EXERCISE
The entries below are to be transcribed in full, without their images.
····················
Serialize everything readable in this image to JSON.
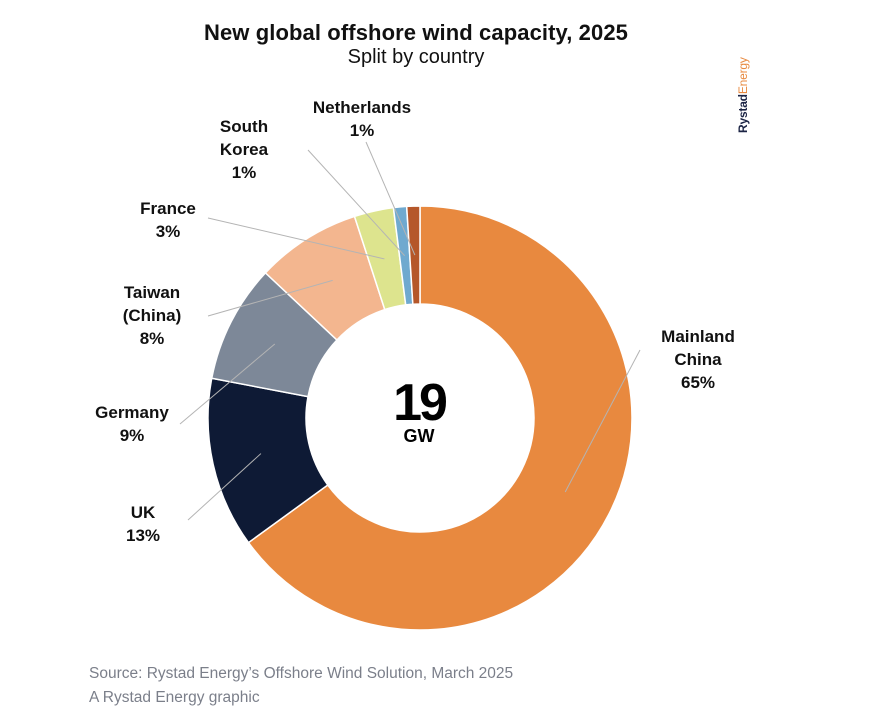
{
  "title": "New global offshore wind capacity, 2025",
  "subtitle": "Split by country",
  "brand": {
    "part1": "Rystad",
    "part2": "Energy"
  },
  "center": {
    "value": "19",
    "unit": "GW"
  },
  "source_line1": "Source: Rystad Energy’s Offshore Wind Solution, March 2025",
  "source_line2": "A Rystad Energy graphic",
  "chart_data": {
    "type": "pie",
    "style": "donut",
    "unit": "%",
    "slices": [
      {
        "label": "Mainland China",
        "label_lines": [
          "Mainland",
          "China"
        ],
        "display": "65%",
        "value": 65,
        "color": "#e8893f"
      },
      {
        "label": "UK",
        "label_lines": [
          "UK"
        ],
        "display": "13%",
        "value": 13,
        "color": "#0e1a35"
      },
      {
        "label": "Germany",
        "label_lines": [
          "Germany"
        ],
        "display": "9%",
        "value": 9,
        "color": "#7d8898"
      },
      {
        "label": "Taiwan (China)",
        "label_lines": [
          "Taiwan",
          "(China)"
        ],
        "display": "8%",
        "value": 8,
        "color": "#f3b68f"
      },
      {
        "label": "France",
        "label_lines": [
          "France"
        ],
        "display": "3%",
        "value": 3,
        "color": "#dde48e"
      },
      {
        "label": "South Korea",
        "label_lines": [
          "South",
          "Korea"
        ],
        "display": "1%",
        "value": 1,
        "color": "#6fa9cf"
      },
      {
        "label": "Netherlands",
        "label_lines": [
          "Netherlands"
        ],
        "display": "1%",
        "value": 1,
        "color": "#b5572a"
      }
    ]
  }
}
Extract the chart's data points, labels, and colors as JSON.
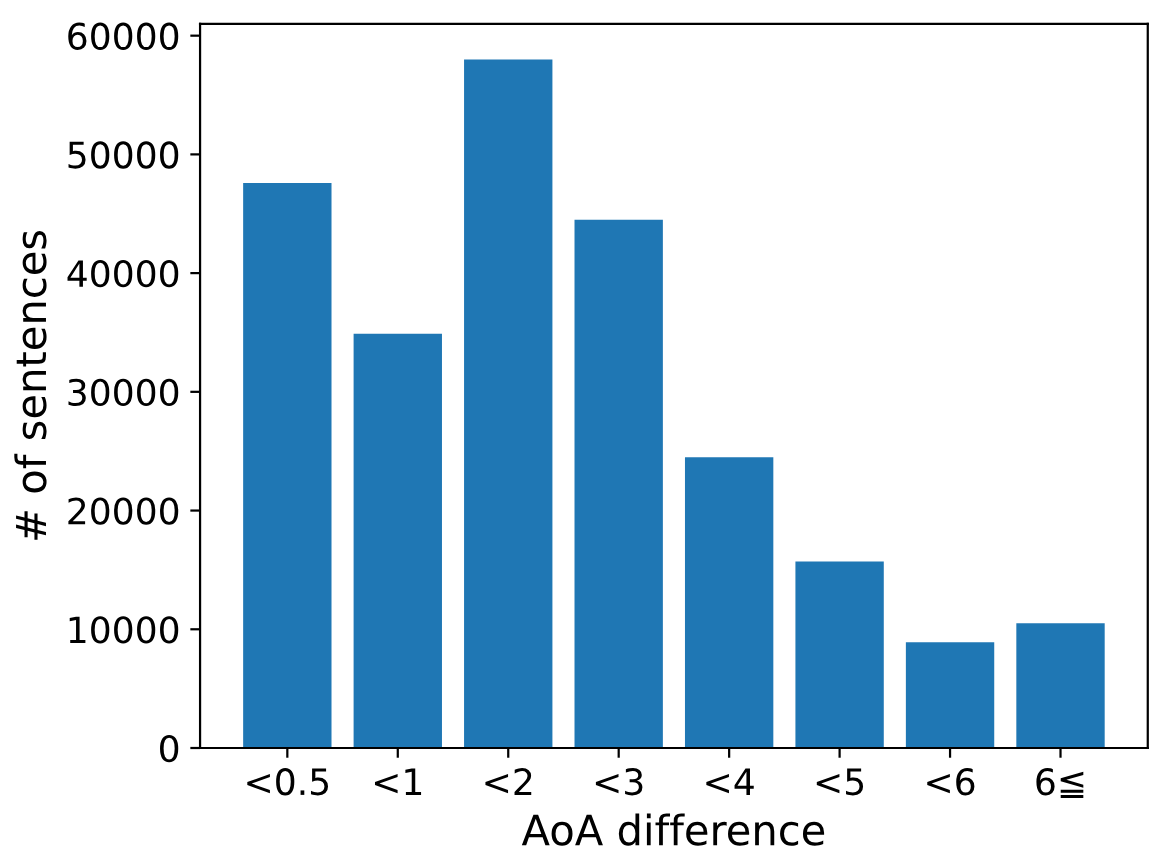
{
  "chart_data": {
    "type": "bar",
    "xlabel": "AoA difference",
    "ylabel": "# of sentences",
    "categories": [
      "<0.5",
      "<1",
      "<2",
      "<3",
      "<4",
      "<5",
      "<6",
      "6≦"
    ],
    "values": [
      47600,
      34900,
      58000,
      44500,
      24500,
      15700,
      8900,
      10500
    ],
    "color": "#1f77b4",
    "ylim": [
      0,
      61000
    ],
    "yticks": [
      0,
      10000,
      20000,
      30000,
      40000,
      50000,
      60000
    ],
    "grid": false
  }
}
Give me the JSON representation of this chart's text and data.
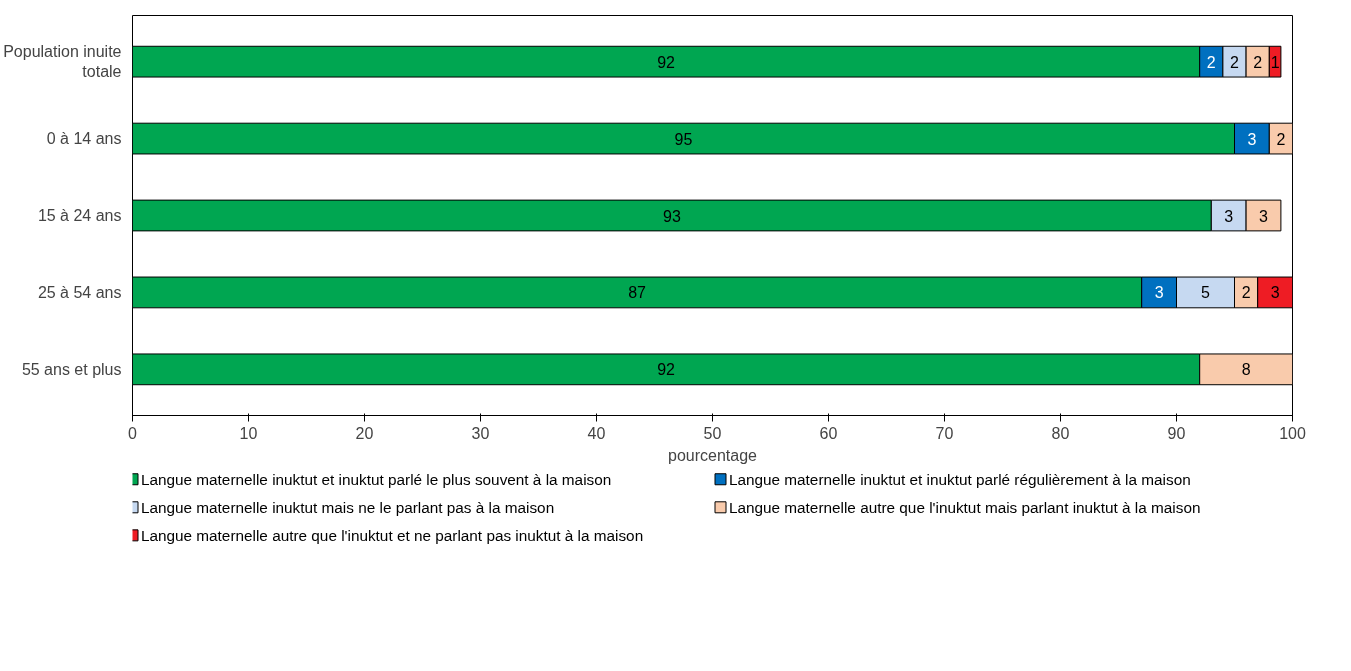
{
  "chart_data": {
    "type": "bar",
    "orientation": "horizontal",
    "stacked": true,
    "data_labels": true,
    "grid": false,
    "legend": "bottom",
    "xlabel": "pourcentage",
    "categories": [
      "Population inuite totale",
      "0 à 14 ans",
      "15 à 24 ans",
      "25 à 54 ans",
      "55 ans et plus"
    ],
    "xlim": [
      0,
      100
    ],
    "xticks": [
      0,
      10,
      20,
      30,
      40,
      50,
      60,
      70,
      80,
      90,
      100
    ],
    "series": [
      {
        "name": "Langue maternelle inuktut et inuktut parlé le plus souvent à la maison",
        "color": "#00a651",
        "values": [
          92,
          95,
          93,
          87,
          92
        ]
      },
      {
        "name": "Langue maternelle inuktut et inuktut parlé régulièrement à la maison",
        "color": "#0070c0",
        "values": [
          2,
          3,
          null,
          3,
          null
        ]
      },
      {
        "name": "Langue maternelle inuktut mais ne le parlant pas à la maison",
        "color": "#c6d9f1",
        "values": [
          2,
          null,
          3,
          5,
          null
        ]
      },
      {
        "name": "Langue maternelle autre que l'inuktut mais parlant inuktut à la maison",
        "color": "#f9cbac",
        "values": [
          2,
          2,
          3,
          2,
          8
        ]
      },
      {
        "name": "Langue maternelle autre que l'inuktut et ne parlant pas inuktut à la maison",
        "color": "#ee1c24",
        "values": [
          1,
          null,
          null,
          3,
          null
        ]
      }
    ]
  }
}
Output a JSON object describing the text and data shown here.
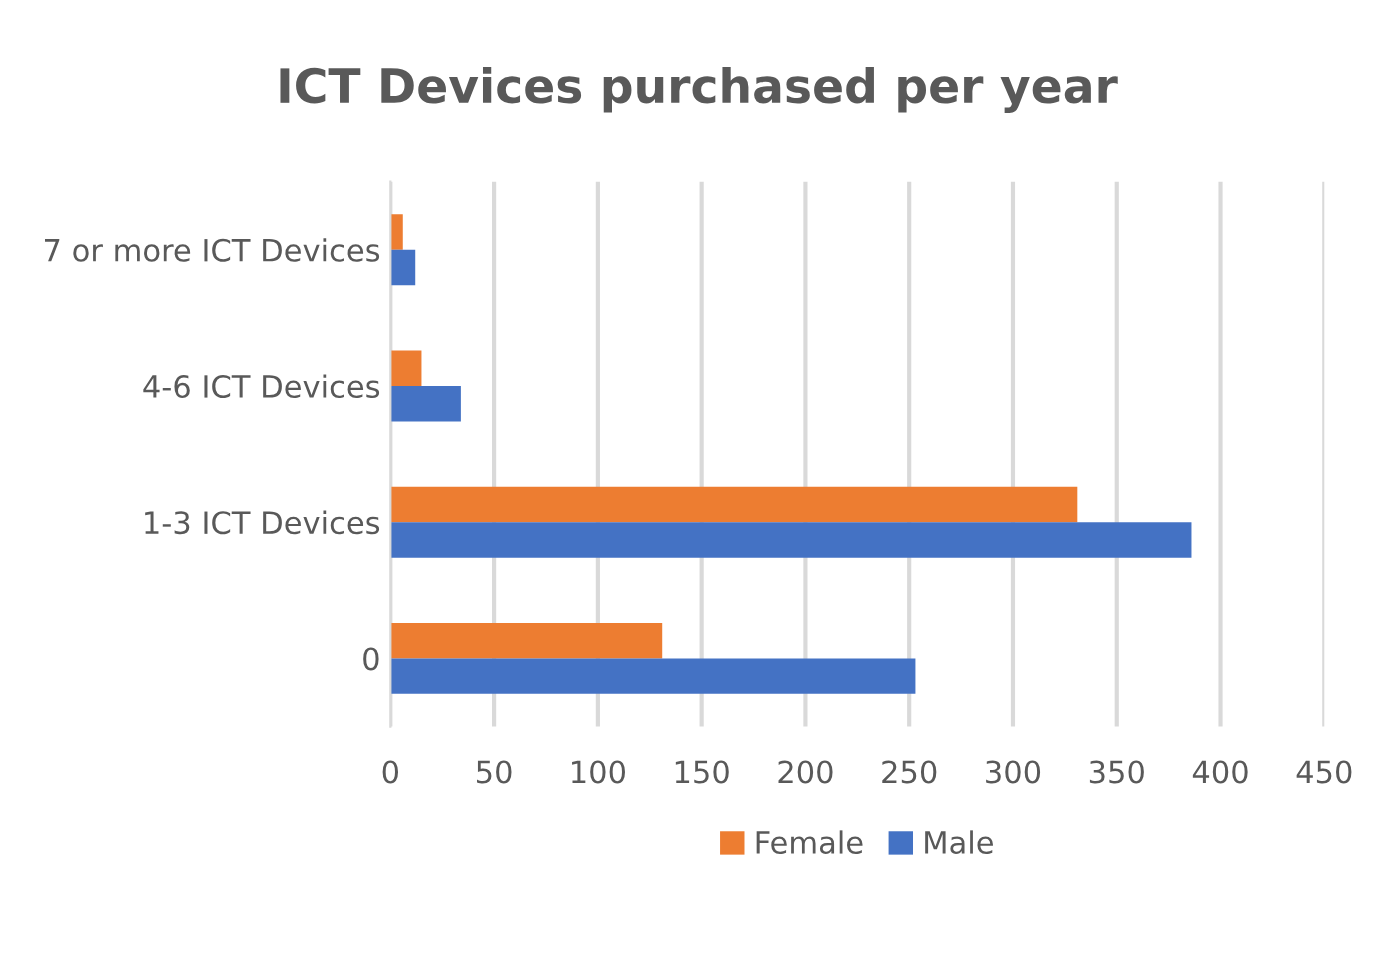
{
  "chart_data": {
    "type": "bar",
    "orientation": "horizontal",
    "title": "ICT Devices purchased per year",
    "categories": [
      "7 or more ICT Devices",
      "4-6 ICT Devices",
      "1-3 ICT Devices",
      "0"
    ],
    "series": [
      {
        "name": "Female",
        "color": "#ed7d31",
        "values": [
          6,
          15,
          331,
          131
        ]
      },
      {
        "name": "Male",
        "color": "#4472c4",
        "values": [
          12,
          34,
          386,
          253
        ]
      }
    ],
    "xlim": [
      0,
      450
    ],
    "xticks": [
      0,
      50,
      100,
      150,
      200,
      250,
      300,
      350,
      400,
      450
    ],
    "grid": "x",
    "legend": "bottom"
  }
}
····················
WRITTEN ANSWER
Serialize everything readable in this image to JSON.
{
  "title": "New global offshore wind capacity, 2025",
  "subtitle": "Split by country",
  "brand": {
    "part1": "Rystad",
    "part2": "Energy"
  },
  "center": {
    "value": "19",
    "unit": "GW"
  },
  "source_line1": "Source: Rystad Energy’s Offshore Wind Solution, March 2025",
  "source_line2": "A Rystad Energy graphic",
  "chart_data": {
    "type": "pie",
    "style": "donut",
    "unit": "%",
    "slices": [
      {
        "label": "Mainland China",
        "label_lines": [
          "Mainland",
          "China"
        ],
        "display": "65%",
        "value": 65,
        "color": "#e8893f"
      },
      {
        "label": "UK",
        "label_lines": [
          "UK"
        ],
        "display": "13%",
        "value": 13,
        "color": "#0e1a35"
      },
      {
        "label": "Germany",
        "label_lines": [
          "Germany"
        ],
        "display": "9%",
        "value": 9,
        "color": "#7d8898"
      },
      {
        "label": "Taiwan (China)",
        "label_lines": [
          "Taiwan",
          "(China)"
        ],
        "display": "8%",
        "value": 8,
        "color": "#f3b68f"
      },
      {
        "label": "France",
        "label_lines": [
          "France"
        ],
        "display": "3%",
        "value": 3,
        "color": "#dde48e"
      },
      {
        "label": "South Korea",
        "label_lines": [
          "South",
          "Korea"
        ],
        "display": "1%",
        "value": 1,
        "color": "#6fa9cf"
      },
      {
        "label": "Netherlands",
        "label_lines": [
          "Netherlands"
        ],
        "display": "1%",
        "value": 1,
        "color": "#b5572a"
      }
    ]
  }
}
Extract the chart's data points, labels, and colors as JSON.
{
  "chart_data": {
    "type": "bar",
    "xlabel": "AoA difference",
    "ylabel": "# of sentences",
    "categories": [
      "<0.5",
      "<1",
      "<2",
      "<3",
      "<4",
      "<5",
      "<6",
      "6≦"
    ],
    "values": [
      47600,
      34900,
      58000,
      44500,
      24500,
      15700,
      8900,
      10500
    ],
    "color": "#1f77b4",
    "ylim": [
      0,
      61000
    ],
    "yticks": [
      0,
      10000,
      20000,
      30000,
      40000,
      50000,
      60000
    ],
    "grid": false
  }
}
Give me the JSON representation of this chart's text and data.
{
  "chart_data": {
    "type": "bar",
    "orientation": "horizontal",
    "stacked": true,
    "data_labels": true,
    "grid": false,
    "legend": "bottom",
    "xlabel": "pourcentage",
    "categories": [
      "Population inuite totale",
      "0 à 14 ans",
      "15 à 24 ans",
      "25 à 54 ans",
      "55 ans et plus"
    ],
    "xlim": [
      0,
      100
    ],
    "xticks": [
      0,
      10,
      20,
      30,
      40,
      50,
      60,
      70,
      80,
      90,
      100
    ],
    "series": [
      {
        "name": "Langue maternelle inuktut et inuktut parlé le plus souvent à la maison",
        "color": "#00a651",
        "values": [
          92,
          95,
          93,
          87,
          92
        ]
      },
      {
        "name": "Langue maternelle inuktut et inuktut parlé régulièrement à la maison",
        "color": "#0070c0",
        "values": [
          2,
          3,
          null,
          3,
          null
        ]
      },
      {
        "name": "Langue maternelle inuktut mais ne le parlant pas à la maison",
        "color": "#c6d9f1",
        "values": [
          2,
          null,
          3,
          5,
          null
        ]
      },
      {
        "name": "Langue maternelle autre que l'inuktut mais parlant inuktut à la maison",
        "color": "#f9cbac",
        "values": [
          2,
          2,
          3,
          2,
          8
        ]
      },
      {
        "name": "Langue maternelle autre que l'inuktut et ne parlant pas inuktut à la maison",
        "color": "#ee1c24",
        "values": [
          1,
          null,
          null,
          3,
          null
        ]
      }
    ]
  }
}
Output a JSON object describing the text and data shown here.
{
  "chart_data": {
    "type": "bar",
    "orientation": "horizontal",
    "title": "ICT Devices purchased per year",
    "categories": [
      "7 or more ICT Devices",
      "4-6 ICT Devices",
      "1-3 ICT Devices",
      "0"
    ],
    "series": [
      {
        "name": "Female",
        "color": "#ed7d31",
        "values": [
          6,
          15,
          331,
          131
        ]
      },
      {
        "name": "Male",
        "color": "#4472c4",
        "values": [
          12,
          34,
          386,
          253
        ]
      }
    ],
    "xlim": [
      0,
      450
    ],
    "xticks": [
      0,
      50,
      100,
      150,
      200,
      250,
      300,
      350,
      400,
      450
    ],
    "grid": "x",
    "legend": "bottom"
  }
}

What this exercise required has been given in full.